#### [Records provided]
________________________________________
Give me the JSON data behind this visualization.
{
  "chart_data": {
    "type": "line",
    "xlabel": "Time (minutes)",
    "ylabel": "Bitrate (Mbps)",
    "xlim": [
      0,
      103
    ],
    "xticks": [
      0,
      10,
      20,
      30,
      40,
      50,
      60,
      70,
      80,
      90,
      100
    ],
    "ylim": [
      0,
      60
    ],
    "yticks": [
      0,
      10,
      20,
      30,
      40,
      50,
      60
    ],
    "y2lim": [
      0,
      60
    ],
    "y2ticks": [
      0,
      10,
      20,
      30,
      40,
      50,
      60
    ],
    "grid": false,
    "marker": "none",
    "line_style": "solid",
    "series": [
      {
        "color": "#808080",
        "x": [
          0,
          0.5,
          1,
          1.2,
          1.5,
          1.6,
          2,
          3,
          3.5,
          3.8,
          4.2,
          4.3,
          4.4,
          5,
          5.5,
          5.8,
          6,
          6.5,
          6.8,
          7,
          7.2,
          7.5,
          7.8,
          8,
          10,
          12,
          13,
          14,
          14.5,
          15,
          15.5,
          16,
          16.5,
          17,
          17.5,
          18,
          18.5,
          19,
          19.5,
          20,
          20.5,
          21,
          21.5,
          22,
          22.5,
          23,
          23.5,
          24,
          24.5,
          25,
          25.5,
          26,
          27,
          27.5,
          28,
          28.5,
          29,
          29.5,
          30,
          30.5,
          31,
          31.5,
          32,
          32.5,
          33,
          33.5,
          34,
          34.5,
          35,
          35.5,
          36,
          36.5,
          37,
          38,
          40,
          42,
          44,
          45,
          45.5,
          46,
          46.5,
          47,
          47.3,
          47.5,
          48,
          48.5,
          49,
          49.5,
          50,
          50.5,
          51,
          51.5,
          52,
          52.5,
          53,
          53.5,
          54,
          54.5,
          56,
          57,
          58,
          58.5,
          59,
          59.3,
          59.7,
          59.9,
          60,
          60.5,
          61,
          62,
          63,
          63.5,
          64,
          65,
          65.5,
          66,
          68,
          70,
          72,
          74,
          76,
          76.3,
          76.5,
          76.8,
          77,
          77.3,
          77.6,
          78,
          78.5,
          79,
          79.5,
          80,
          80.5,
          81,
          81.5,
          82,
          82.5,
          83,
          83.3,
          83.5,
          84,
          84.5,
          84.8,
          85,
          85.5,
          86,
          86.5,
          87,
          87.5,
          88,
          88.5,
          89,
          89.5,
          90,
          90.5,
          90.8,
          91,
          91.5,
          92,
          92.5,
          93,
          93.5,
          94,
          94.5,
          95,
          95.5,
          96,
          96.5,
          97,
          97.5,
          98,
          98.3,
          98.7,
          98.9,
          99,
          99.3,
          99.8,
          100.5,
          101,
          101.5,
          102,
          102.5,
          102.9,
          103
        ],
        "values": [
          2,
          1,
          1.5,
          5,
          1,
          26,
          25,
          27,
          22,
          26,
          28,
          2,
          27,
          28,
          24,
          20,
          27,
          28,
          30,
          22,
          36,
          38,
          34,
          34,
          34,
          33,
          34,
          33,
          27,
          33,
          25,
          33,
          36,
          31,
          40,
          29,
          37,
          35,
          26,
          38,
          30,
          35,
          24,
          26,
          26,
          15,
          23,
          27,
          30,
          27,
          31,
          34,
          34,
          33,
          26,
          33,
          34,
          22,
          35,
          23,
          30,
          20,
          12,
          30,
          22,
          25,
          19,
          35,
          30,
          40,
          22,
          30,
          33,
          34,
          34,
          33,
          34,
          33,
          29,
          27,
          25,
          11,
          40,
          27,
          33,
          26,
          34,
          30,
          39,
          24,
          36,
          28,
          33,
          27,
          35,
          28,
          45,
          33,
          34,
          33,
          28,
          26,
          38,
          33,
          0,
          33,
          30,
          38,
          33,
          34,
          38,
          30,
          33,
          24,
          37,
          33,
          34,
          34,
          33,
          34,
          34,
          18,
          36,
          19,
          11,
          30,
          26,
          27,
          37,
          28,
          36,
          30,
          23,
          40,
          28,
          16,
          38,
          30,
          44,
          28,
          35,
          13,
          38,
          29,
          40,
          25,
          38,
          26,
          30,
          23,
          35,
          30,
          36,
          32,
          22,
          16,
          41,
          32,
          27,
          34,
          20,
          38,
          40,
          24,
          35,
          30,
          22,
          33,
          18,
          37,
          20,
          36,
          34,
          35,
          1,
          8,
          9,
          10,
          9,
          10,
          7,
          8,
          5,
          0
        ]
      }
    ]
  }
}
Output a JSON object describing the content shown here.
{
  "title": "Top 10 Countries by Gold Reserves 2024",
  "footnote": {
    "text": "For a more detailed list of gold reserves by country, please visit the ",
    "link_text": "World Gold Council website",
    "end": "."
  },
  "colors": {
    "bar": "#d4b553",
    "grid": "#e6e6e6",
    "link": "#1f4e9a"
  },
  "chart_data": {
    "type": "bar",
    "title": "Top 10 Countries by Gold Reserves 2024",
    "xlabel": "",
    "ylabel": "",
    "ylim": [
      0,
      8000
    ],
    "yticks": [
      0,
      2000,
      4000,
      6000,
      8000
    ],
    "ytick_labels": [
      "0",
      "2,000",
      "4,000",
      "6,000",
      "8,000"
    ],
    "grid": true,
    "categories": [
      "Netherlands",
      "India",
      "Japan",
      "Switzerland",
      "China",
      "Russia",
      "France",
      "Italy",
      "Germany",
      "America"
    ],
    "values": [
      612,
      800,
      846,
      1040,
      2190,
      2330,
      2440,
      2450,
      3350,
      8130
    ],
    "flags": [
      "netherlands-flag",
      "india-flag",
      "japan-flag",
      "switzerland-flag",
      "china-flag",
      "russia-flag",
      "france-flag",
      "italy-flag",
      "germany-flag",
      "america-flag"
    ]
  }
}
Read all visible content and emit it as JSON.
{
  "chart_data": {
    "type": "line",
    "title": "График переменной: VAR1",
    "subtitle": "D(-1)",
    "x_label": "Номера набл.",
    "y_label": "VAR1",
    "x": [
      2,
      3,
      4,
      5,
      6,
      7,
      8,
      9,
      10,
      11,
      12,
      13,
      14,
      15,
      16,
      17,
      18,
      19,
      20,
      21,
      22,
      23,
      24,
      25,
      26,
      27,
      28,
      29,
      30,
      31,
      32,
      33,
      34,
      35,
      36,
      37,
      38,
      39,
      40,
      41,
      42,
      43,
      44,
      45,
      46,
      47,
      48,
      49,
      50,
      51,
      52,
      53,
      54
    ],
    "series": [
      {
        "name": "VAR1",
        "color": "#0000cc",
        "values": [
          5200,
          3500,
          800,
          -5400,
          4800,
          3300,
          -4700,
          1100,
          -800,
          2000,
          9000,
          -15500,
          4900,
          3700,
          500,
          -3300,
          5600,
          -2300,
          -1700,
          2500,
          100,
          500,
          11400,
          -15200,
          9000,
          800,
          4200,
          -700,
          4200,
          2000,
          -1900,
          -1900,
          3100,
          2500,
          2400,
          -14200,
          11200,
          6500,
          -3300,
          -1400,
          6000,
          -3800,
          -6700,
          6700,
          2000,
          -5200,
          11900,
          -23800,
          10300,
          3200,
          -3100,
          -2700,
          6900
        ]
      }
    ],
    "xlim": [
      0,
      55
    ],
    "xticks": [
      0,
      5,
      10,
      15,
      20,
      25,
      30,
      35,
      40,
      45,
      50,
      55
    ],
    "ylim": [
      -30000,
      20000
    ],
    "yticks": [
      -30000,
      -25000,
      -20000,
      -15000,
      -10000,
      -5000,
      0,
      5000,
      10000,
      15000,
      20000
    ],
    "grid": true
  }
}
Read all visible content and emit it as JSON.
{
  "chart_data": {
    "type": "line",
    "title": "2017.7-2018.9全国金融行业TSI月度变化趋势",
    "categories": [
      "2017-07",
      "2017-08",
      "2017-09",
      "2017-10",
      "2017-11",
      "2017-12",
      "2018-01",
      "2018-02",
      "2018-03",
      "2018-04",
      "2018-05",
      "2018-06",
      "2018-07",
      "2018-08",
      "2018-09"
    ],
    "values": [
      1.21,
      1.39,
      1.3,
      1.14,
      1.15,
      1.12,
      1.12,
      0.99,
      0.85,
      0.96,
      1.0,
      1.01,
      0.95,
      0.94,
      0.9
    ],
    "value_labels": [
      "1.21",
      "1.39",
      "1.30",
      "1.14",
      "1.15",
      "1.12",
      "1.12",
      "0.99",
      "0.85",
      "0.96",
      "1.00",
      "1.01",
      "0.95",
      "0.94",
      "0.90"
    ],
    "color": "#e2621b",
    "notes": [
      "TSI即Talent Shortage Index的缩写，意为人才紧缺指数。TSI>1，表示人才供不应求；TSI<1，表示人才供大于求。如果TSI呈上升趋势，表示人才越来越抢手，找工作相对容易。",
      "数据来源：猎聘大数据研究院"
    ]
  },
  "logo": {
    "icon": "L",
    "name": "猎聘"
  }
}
________________________________________
#### [Your objective]
Select, from the listing, all lines that include the word "grid".

#### [The completed task]
    "grid": false,
    "grid": "#e6e6e6",
    "grid": true,
    "grid": true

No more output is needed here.